#### Description of the task:
Go through the records and extract every line with the word "merkkiaineet".

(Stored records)
+ + + + +
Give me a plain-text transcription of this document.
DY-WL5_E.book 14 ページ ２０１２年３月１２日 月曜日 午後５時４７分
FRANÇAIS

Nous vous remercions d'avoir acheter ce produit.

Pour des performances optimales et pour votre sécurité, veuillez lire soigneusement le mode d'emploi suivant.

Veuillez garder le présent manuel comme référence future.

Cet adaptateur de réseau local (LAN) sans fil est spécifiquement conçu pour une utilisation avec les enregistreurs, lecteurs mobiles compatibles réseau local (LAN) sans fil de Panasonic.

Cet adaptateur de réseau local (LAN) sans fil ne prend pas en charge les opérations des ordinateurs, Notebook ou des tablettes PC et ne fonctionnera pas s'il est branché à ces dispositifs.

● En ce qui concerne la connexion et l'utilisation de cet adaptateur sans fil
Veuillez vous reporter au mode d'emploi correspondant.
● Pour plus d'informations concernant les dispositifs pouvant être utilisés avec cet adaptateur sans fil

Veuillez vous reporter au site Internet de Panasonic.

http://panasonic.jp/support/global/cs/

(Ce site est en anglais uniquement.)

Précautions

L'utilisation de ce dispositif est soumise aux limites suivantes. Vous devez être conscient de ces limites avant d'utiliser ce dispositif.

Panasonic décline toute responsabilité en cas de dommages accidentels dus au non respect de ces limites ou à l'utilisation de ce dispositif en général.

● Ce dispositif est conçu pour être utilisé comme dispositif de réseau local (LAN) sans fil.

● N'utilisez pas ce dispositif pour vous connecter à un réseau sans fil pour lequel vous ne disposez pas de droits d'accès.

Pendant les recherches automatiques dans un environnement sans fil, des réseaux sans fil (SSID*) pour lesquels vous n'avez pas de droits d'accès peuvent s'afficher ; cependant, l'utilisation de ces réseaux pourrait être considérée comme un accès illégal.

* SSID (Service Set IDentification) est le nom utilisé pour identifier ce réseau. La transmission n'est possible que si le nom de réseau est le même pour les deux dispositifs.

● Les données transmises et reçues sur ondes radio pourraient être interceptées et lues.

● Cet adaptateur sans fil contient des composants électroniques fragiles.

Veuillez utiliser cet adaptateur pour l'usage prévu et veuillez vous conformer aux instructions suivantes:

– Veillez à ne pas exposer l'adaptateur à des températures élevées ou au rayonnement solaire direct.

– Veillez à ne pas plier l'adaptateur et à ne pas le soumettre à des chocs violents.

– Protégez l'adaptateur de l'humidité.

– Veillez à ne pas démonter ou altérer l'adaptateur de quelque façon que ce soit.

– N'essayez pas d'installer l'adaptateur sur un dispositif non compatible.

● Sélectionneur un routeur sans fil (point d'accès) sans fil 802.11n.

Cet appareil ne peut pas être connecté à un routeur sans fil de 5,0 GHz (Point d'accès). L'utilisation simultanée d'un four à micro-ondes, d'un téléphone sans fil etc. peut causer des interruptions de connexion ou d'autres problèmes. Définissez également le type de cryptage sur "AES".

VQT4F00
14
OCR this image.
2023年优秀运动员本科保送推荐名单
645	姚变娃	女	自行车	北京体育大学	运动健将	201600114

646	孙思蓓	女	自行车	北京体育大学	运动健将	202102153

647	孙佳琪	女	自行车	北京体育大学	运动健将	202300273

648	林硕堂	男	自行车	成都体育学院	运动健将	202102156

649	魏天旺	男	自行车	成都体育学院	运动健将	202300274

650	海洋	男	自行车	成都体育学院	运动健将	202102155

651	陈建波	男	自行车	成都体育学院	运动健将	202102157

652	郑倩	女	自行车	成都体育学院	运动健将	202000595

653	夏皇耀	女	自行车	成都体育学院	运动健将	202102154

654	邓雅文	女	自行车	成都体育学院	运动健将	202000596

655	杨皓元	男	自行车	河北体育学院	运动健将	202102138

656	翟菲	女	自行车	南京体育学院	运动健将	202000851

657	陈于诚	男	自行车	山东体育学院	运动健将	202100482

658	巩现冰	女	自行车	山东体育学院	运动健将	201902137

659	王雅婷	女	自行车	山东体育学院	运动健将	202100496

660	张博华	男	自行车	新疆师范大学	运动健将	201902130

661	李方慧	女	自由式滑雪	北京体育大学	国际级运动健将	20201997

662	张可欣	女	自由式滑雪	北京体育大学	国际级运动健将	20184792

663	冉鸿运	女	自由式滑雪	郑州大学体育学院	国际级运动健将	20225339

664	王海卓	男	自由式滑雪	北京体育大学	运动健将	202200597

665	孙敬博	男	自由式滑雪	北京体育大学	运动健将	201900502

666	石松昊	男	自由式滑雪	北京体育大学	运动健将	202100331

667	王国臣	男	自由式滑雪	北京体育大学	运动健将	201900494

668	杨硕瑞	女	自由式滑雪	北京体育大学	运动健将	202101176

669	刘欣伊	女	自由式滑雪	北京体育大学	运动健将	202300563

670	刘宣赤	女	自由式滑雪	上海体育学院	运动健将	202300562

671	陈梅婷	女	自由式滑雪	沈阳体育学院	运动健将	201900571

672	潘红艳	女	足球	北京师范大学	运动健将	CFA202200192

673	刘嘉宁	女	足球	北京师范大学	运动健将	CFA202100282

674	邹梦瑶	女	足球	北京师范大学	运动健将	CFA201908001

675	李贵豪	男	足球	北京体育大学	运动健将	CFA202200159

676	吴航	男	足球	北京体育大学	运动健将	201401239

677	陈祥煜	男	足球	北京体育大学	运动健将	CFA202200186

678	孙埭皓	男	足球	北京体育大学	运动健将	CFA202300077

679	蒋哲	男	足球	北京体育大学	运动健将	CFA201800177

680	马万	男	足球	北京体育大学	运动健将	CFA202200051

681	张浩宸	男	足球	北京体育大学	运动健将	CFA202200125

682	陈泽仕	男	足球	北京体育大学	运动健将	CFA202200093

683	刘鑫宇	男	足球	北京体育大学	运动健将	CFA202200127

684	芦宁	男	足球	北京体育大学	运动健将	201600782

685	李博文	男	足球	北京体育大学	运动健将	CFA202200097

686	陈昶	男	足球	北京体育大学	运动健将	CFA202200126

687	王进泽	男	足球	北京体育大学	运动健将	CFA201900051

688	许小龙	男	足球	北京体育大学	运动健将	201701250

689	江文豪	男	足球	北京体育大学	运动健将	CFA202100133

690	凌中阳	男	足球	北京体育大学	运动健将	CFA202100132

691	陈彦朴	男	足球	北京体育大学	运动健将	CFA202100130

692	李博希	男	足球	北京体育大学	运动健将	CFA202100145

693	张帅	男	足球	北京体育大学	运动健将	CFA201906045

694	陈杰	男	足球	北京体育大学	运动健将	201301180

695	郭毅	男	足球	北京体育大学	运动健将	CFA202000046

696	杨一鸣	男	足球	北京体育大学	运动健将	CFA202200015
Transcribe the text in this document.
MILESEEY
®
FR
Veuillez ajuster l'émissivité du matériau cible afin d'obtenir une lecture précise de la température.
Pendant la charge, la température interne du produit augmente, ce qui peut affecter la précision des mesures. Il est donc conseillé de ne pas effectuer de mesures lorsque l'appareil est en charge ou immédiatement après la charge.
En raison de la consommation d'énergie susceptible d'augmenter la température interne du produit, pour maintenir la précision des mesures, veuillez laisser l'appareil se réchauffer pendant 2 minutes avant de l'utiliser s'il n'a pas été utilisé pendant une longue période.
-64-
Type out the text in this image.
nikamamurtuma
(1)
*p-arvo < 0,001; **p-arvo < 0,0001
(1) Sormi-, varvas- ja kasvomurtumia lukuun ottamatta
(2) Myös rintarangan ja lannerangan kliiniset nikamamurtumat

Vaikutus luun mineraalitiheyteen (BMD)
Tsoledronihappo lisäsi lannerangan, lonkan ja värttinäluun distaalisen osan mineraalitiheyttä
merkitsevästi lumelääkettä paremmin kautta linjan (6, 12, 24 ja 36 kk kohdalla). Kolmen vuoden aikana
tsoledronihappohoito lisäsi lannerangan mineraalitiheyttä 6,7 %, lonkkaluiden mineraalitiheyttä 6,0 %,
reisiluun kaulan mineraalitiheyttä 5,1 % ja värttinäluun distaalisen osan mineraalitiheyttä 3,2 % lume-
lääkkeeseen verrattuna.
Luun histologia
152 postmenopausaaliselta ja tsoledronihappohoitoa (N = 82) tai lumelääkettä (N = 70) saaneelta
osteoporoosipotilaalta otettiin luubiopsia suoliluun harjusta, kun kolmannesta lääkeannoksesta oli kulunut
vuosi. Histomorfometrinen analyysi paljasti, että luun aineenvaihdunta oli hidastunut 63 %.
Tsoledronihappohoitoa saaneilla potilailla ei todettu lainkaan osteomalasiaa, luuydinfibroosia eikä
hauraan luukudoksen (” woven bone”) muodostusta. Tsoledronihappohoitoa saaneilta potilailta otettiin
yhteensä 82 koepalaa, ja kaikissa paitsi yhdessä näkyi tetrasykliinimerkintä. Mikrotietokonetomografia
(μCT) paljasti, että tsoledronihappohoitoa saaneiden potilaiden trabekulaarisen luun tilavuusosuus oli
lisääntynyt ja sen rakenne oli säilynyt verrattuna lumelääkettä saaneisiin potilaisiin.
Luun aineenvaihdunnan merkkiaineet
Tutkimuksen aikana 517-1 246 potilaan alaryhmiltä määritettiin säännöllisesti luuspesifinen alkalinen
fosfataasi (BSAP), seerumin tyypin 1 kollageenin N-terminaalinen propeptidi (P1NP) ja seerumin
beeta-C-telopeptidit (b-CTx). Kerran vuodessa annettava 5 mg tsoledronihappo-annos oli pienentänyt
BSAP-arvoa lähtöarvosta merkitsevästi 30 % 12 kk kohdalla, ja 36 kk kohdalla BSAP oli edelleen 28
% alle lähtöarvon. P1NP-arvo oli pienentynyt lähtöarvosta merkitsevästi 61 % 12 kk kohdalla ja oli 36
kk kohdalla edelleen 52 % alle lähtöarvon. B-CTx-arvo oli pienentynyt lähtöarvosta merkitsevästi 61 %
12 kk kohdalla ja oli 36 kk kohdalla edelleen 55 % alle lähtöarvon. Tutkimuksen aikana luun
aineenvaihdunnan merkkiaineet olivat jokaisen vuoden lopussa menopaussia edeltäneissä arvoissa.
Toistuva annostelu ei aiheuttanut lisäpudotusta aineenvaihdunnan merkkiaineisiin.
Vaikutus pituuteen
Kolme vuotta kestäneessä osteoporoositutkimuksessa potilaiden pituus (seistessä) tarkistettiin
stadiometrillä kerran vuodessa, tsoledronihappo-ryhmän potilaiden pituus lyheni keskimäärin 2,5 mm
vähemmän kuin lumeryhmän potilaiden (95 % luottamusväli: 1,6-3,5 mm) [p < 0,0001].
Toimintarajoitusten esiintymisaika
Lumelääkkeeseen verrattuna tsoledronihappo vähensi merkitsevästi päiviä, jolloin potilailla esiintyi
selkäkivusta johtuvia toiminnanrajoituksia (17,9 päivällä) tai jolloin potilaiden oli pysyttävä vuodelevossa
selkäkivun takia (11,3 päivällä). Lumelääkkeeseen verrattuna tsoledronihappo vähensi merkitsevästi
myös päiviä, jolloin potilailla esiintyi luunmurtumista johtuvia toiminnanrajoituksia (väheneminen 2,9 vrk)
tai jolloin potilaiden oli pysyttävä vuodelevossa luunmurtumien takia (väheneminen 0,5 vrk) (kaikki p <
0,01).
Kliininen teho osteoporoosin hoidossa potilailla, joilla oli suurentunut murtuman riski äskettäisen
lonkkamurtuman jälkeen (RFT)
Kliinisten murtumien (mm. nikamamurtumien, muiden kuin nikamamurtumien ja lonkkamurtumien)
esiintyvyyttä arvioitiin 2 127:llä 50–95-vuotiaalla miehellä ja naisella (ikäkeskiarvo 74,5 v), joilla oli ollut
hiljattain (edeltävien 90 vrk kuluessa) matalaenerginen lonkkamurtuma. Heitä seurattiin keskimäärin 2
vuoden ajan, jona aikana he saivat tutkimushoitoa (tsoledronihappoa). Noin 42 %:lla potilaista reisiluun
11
+ + + + +
#### Reply to the task:
Luun aineenvaihdunnan merkkiaineet
aineenvaihdunnan merkkiaineet olivat jokaisen vuoden lopussa menopaussia edeltäneissä arvoissa.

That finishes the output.